**Given instruction**:
Within the data that follows, how many lines carry the string "accent"? Give the number alone.

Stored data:
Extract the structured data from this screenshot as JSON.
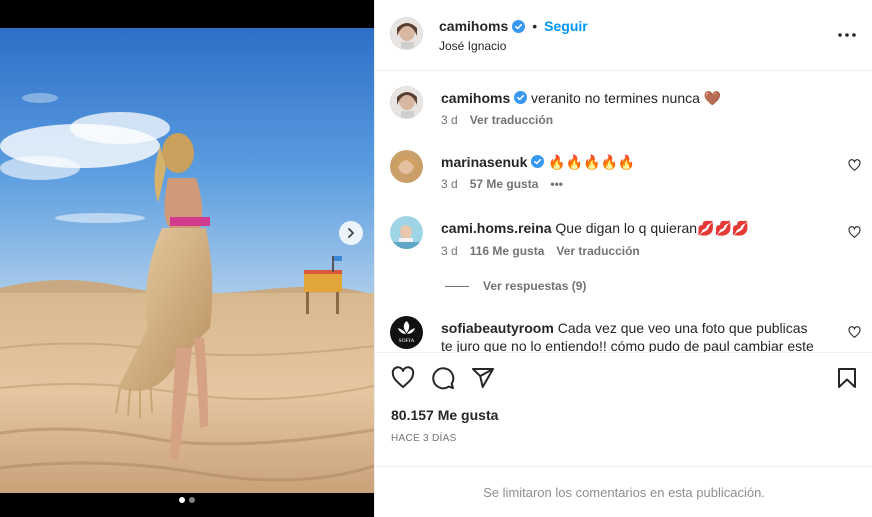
{
  "post": {
    "username": "camihoms",
    "follow_label": "Seguir",
    "bullet": "•",
    "location": "José Ignacio"
  },
  "caption": {
    "username": "camihoms",
    "text": "veranito no termines nunca 🤎",
    "time": "3 d",
    "translate": "Ver traducción"
  },
  "comments": [
    {
      "username": "marinasenuk",
      "text": "🔥🔥🔥🔥🔥",
      "time": "3 d",
      "likes": "57 Me gusta",
      "more": "•••"
    },
    {
      "username": "cami.homs.reina",
      "text": "Que digan lo q quieran💋💋💋",
      "time": "3 d",
      "likes": "116 Me gusta",
      "translate": "Ver traducción",
      "replies": "Ver respuestas (9)"
    },
    {
      "username": "sofiabeautyroom",
      "text": "Cada vez que veo una foto que publicas te juro que no lo entiendo!! cómo pudo de paul cambiar este",
      "avatar_text": "SOFIA"
    }
  ],
  "likes_total": "80.157 Me gusta",
  "time_ago": "HACE 3 DÍAS",
  "footer": "Se limitaron los comentarios en esta publicación.",
  "colors": {
    "link": "#0095f6",
    "verified": "#3897f0",
    "muted": "#737373",
    "border": "#efefef"
  },
  "carousel": {
    "total_slides": 2,
    "active_slide": 1
  }
}
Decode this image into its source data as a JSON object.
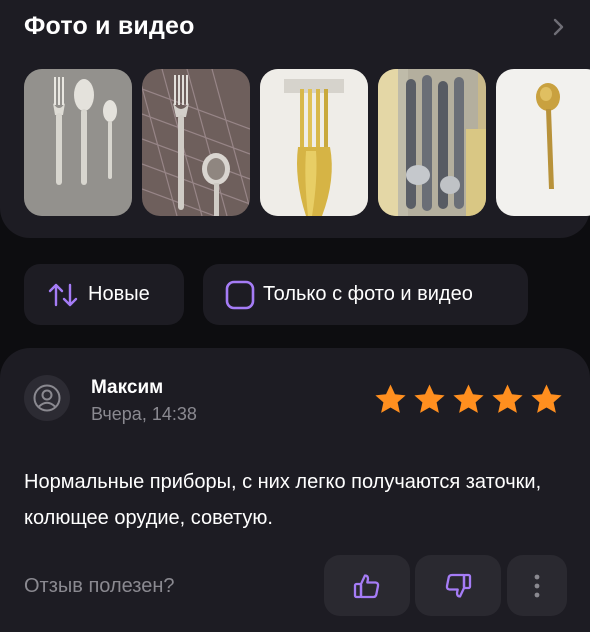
{
  "photos_section": {
    "title": "Фото и видео",
    "chevron_icon": "chevron-right-icon",
    "thumbnails": [
      {
        "name": "photo-thumbnail-1",
        "depicts": "cutlery-set-on-grey"
      },
      {
        "name": "photo-thumbnail-2",
        "depicts": "cutlery-on-patterned-surface"
      },
      {
        "name": "photo-thumbnail-3",
        "depicts": "gold-fork-on-box"
      },
      {
        "name": "photo-thumbnail-4",
        "depicts": "packaged-cutlery"
      },
      {
        "name": "photo-thumbnail-5",
        "depicts": "gold-spoon-on-white"
      }
    ]
  },
  "filters": {
    "sort_label": "Новые",
    "sort_icon": "sort-arrows-icon",
    "photo_filter_label": "Только с фото и видео",
    "photo_filter_icon": "checkbox-icon"
  },
  "review": {
    "author": "Максим",
    "date": "Вчера, 14:38",
    "rating": 5,
    "rating_max": 5,
    "text": "Нормальные приборы, с них легко получаются заточки, колющее орудие, советую.",
    "helpful_prompt": "Отзыв полезен?",
    "actions": [
      "thumbs-up-icon",
      "thumbs-down-icon",
      "more-vertical-icon"
    ]
  },
  "colors": {
    "accent": "#a57cf6",
    "star": "#ff8f1f",
    "card_background": "#1d1c23",
    "page_background": "#0d0d10",
    "muted_text": "#8a8990"
  }
}
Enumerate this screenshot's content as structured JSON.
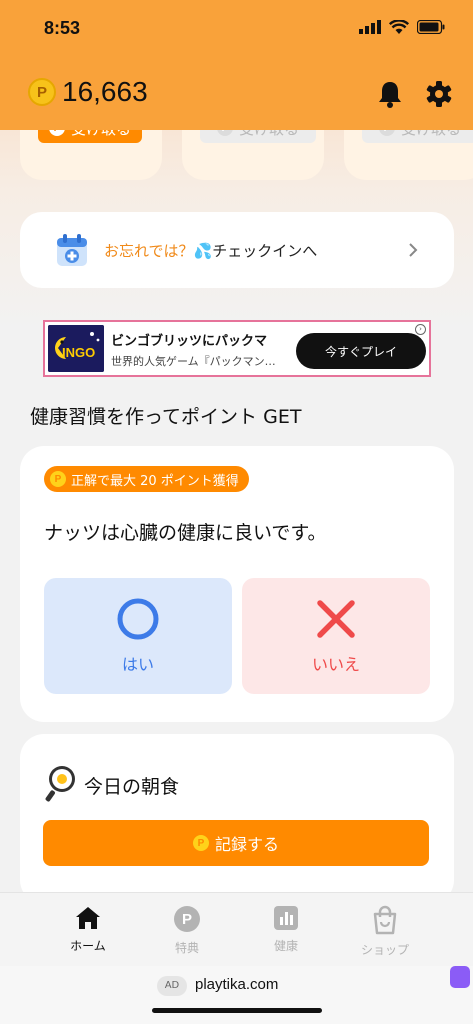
{
  "status_bar": {
    "time": "8:53"
  },
  "header": {
    "points": "16,663",
    "coin_letter": "P"
  },
  "claim_row": [
    {
      "label": "受け取る",
      "state": "active"
    },
    {
      "label": "受け取る",
      "state": "disabled"
    },
    {
      "label": "受け取る",
      "state": "disabled"
    }
  ],
  "checkin": {
    "highlight": "お忘れでは？",
    "rest": "チェックインへ"
  },
  "ad_banner": {
    "thumb_text": "INGO",
    "title": "ビンゴブリッツにパックマ",
    "subtitle": "世界的人気ゲーム『パックマン…",
    "cta": "今すぐプレイ"
  },
  "section_title": "健康習慣を作ってポイント GET",
  "quiz": {
    "badge": "正解で最大 20 ポイント獲得",
    "question": "ナッツは心臓の健康に良いです。",
    "yes_label": "はい",
    "no_label": "いいえ"
  },
  "breakfast": {
    "title": "今日の朝食",
    "button": "記録する"
  },
  "tabs": [
    {
      "label": "ホーム",
      "icon": "home-icon",
      "active": true
    },
    {
      "label": "特典",
      "icon": "points-icon",
      "active": false
    },
    {
      "label": "健康",
      "icon": "chart-icon",
      "active": false
    },
    {
      "label": "ショップ",
      "icon": "bag-icon",
      "active": false
    }
  ],
  "ad_footer": {
    "tag": "AD",
    "domain": "playtika.com"
  },
  "colors": {
    "header": "#f9a23a",
    "accent": "#ff8a00",
    "yes": "#3d7be8",
    "no": "#ef4a4a"
  }
}
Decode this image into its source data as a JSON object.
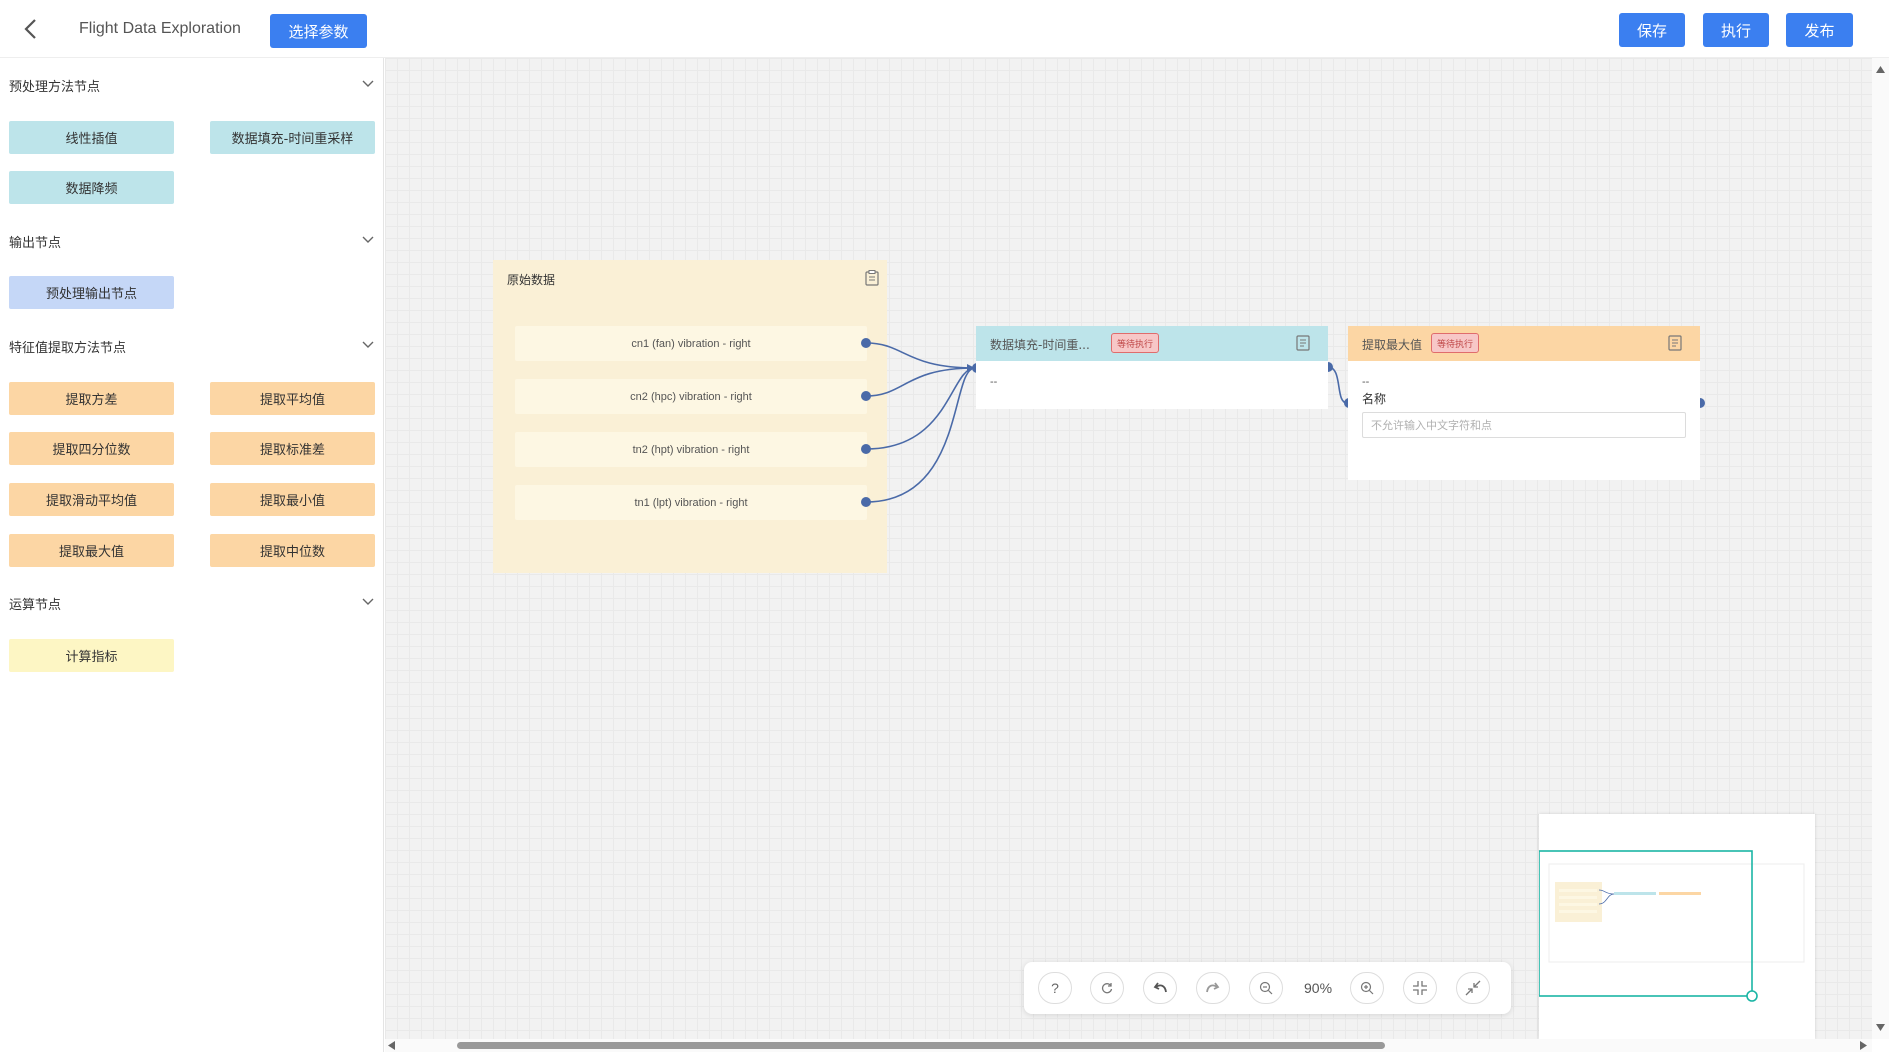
{
  "header": {
    "title": "Flight Data Exploration",
    "select_params_label": "选择参数",
    "save_label": "保存",
    "execute_label": "执行",
    "publish_label": "发布"
  },
  "sidebar": {
    "sections": [
      {
        "title": "预处理方法节点",
        "items": [
          "线性插值",
          "数据填充-时间重采样",
          "数据降频"
        ]
      },
      {
        "title": "输出节点",
        "items": [
          "预处理输出节点"
        ]
      },
      {
        "title": "特征值提取方法节点",
        "items": [
          "提取方差",
          "提取平均值",
          "提取四分位数",
          "提取标准差",
          "提取滑动平均值",
          "提取最小值",
          "提取最大值",
          "提取中位数"
        ]
      },
      {
        "title": "运算节点",
        "items": [
          "计算指标"
        ]
      }
    ]
  },
  "canvas": {
    "source_node": {
      "title": "原始数据",
      "fields": [
        "cn1 (fan) vibration - right",
        "cn2 (hpc) vibration - right",
        "tn2 (hpt) vibration - right",
        "tn1 (lpt) vibration - right"
      ]
    },
    "fill_node": {
      "title": "数据填充-时间重...",
      "status": "等待执行",
      "body": "--"
    },
    "max_node": {
      "title": "提取最大值",
      "status": "等待执行",
      "body": "--",
      "name_label": "名称",
      "name_placeholder": "不允许输入中文字符和点"
    }
  },
  "toolbar": {
    "zoom": "90%",
    "help": "?"
  },
  "colors": {
    "accent": "#3b7ff0",
    "teal_chip": "#bde4ea",
    "blue_chip": "#c5d7f7",
    "orange_chip": "#fcd6a4",
    "yellow_chip": "#fdf6c4",
    "source_bg": "#faf0d6",
    "edge": "#4a6aa8",
    "minimap_frame": "#1bb5a5"
  }
}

**Response below**:
3